**What needs to be done**
All of the data needs to be repeated exactly.

**Information supplied**
--------

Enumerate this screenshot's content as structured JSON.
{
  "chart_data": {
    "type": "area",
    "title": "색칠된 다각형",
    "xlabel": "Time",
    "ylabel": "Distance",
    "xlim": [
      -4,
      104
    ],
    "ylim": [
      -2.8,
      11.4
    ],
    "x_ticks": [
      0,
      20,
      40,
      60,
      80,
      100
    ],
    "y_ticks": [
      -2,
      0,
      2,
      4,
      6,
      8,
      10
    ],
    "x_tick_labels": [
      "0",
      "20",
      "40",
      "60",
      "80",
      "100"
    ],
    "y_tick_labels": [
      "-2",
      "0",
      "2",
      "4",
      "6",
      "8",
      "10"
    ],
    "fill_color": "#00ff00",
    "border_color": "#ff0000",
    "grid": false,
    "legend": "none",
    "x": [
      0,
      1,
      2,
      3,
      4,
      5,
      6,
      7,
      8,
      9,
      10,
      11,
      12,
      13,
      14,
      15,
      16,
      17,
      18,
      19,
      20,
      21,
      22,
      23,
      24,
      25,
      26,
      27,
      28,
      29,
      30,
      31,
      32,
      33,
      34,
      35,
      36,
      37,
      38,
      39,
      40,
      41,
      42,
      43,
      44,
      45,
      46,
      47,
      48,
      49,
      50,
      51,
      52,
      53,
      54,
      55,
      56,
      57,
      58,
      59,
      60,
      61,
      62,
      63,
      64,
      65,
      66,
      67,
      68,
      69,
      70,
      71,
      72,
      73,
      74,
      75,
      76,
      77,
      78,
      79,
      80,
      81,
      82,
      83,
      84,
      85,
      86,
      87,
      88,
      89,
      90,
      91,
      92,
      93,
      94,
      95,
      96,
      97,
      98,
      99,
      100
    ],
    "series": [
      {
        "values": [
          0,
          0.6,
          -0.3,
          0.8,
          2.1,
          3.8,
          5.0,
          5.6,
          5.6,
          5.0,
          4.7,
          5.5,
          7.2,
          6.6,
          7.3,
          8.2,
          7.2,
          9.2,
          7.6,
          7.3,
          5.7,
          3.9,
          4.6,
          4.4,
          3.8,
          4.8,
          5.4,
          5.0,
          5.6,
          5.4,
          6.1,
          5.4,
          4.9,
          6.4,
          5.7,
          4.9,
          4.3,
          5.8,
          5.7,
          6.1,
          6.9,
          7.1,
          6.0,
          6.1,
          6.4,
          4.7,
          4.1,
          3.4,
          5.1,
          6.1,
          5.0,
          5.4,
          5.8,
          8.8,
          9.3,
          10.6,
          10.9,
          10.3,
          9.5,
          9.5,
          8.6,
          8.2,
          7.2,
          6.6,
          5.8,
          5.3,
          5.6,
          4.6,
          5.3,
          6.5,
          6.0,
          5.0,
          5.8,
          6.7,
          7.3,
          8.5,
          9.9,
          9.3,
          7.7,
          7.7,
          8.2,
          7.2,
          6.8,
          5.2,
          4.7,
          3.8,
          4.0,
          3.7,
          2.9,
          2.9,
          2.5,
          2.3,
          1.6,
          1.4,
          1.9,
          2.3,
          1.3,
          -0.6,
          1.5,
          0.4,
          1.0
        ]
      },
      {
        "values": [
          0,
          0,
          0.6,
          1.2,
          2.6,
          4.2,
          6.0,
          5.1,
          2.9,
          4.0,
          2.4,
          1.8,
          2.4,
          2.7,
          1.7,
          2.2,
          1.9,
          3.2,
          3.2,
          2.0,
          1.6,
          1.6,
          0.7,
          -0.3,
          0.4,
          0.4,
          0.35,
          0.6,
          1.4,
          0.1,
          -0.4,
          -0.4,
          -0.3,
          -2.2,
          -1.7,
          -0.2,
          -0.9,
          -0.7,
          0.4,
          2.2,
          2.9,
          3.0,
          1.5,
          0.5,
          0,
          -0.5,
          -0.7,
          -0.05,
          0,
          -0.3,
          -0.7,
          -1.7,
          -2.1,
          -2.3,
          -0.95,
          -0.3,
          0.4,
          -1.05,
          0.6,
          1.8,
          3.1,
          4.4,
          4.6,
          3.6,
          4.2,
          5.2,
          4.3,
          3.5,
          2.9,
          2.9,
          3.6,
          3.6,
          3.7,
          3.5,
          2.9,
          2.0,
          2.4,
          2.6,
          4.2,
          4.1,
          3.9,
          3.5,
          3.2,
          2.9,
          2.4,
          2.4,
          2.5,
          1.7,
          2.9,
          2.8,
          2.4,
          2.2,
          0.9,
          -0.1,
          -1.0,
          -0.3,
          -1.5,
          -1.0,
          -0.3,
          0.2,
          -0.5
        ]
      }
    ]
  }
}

--------

**Completed task**
Enumerate this screenshot's content as structured JSON.
{
  "chart_data": {
    "type": "area",
    "title": "색칠된 다각형",
    "xlabel": "Time",
    "ylabel": "Distance",
    "xlim": [
      -4,
      104
    ],
    "ylim": [
      -2.8,
      11.4
    ],
    "x_ticks": [
      0,
      20,
      40,
      60,
      80,
      100
    ],
    "y_ticks": [
      -2,
      0,
      2,
      4,
      6,
      8,
      10
    ],
    "x_tick_labels": [
      "0",
      "20",
      "40",
      "60",
      "80",
      "100"
    ],
    "y_tick_labels": [
      "-2",
      "0",
      "2",
      "4",
      "6",
      "8",
      "10"
    ],
    "fill_color": "#00ff00",
    "border_color": "#ff0000",
    "grid": false,
    "legend": "none",
    "x": [
      0,
      1,
      2,
      3,
      4,
      5,
      6,
      7,
      8,
      9,
      10,
      11,
      12,
      13,
      14,
      15,
      16,
      17,
      18,
      19,
      20,
      21,
      22,
      23,
      24,
      25,
      26,
      27,
      28,
      29,
      30,
      31,
      32,
      33,
      34,
      35,
      36,
      37,
      38,
      39,
      40,
      41,
      42,
      43,
      44,
      45,
      46,
      47,
      48,
      49,
      50,
      51,
      52,
      53,
      54,
      55,
      56,
      57,
      58,
      59,
      60,
      61,
      62,
      63,
      64,
      65,
      66,
      67,
      68,
      69,
      70,
      71,
      72,
      73,
      74,
      75,
      76,
      77,
      78,
      79,
      80,
      81,
      82,
      83,
      84,
      85,
      86,
      87,
      88,
      89,
      90,
      91,
      92,
      93,
      94,
      95,
      96,
      97,
      98,
      99,
      100
    ],
    "series": [
      {
        "values": [
          0,
          0.6,
          -0.3,
          0.8,
          2.1,
          3.8,
          5.0,
          5.6,
          5.6,
          5.0,
          4.7,
          5.5,
          7.2,
          6.6,
          7.3,
          8.2,
          7.2,
          9.2,
          7.6,
          7.3,
          5.7,
          3.9,
          4.6,
          4.4,
          3.8,
          4.8,
          5.4,
          5.0,
          5.6,
          5.4,
          6.1,
          5.4,
          4.9,
          6.4,
          5.7,
          4.9,
          4.3,
          5.8,
          5.7,
          6.1,
          6.9,
          7.1,
          6.0,
          6.1,
          6.4,
          4.7,
          4.1,
          3.4,
          5.1,
          6.1,
          5.0,
          5.4,
          5.8,
          8.8,
          9.3,
          10.6,
          10.9,
          10.3,
          9.5,
          9.5,
          8.6,
          8.2,
          7.2,
          6.6,
          5.8,
          5.3,
          5.6,
          4.6,
          5.3,
          6.5,
          6.0,
          5.0,
          5.8,
          6.7,
          7.3,
          8.5,
          9.9,
          9.3,
          7.7,
          7.7,
          8.2,
          7.2,
          6.8,
          5.2,
          4.7,
          3.8,
          4.0,
          3.7,
          2.9,
          2.9,
          2.5,
          2.3,
          1.6,
          1.4,
          1.9,
          2.3,
          1.3,
          -0.6,
          1.5,
          0.4,
          1.0
        ]
      },
      {
        "values": [
          0,
          0,
          0.6,
          1.2,
          2.6,
          4.2,
          6.0,
          5.1,
          2.9,
          4.0,
          2.4,
          1.8,
          2.4,
          2.7,
          1.7,
          2.2,
          1.9,
          3.2,
          3.2,
          2.0,
          1.6,
          1.6,
          0.7,
          -0.3,
          0.4,
          0.4,
          0.35,
          0.6,
          1.4,
          0.1,
          -0.4,
          -0.4,
          -0.3,
          -2.2,
          -1.7,
          -0.2,
          -0.9,
          -0.7,
          0.4,
          2.2,
          2.9,
          3.0,
          1.5,
          0.5,
          0,
          -0.5,
          -0.7,
          -0.05,
          0,
          -0.3,
          -0.7,
          -1.7,
          -2.1,
          -2.3,
          -0.95,
          -0.3,
          0.4,
          -1.05,
          0.6,
          1.8,
          3.1,
          4.4,
          4.6,
          3.6,
          4.2,
          5.2,
          4.3,
          3.5,
          2.9,
          2.9,
          3.6,
          3.6,
          3.7,
          3.5,
          2.9,
          2.0,
          2.4,
          2.6,
          4.2,
          4.1,
          3.9,
          3.5,
          3.2,
          2.9,
          2.4,
          2.4,
          2.5,
          1.7,
          2.9,
          2.8,
          2.4,
          2.2,
          0.9,
          -0.1,
          -1.0,
          -0.3,
          -1.5,
          -1.0,
          -0.3,
          0.2,
          -0.5
        ]
      }
    ]
  }
}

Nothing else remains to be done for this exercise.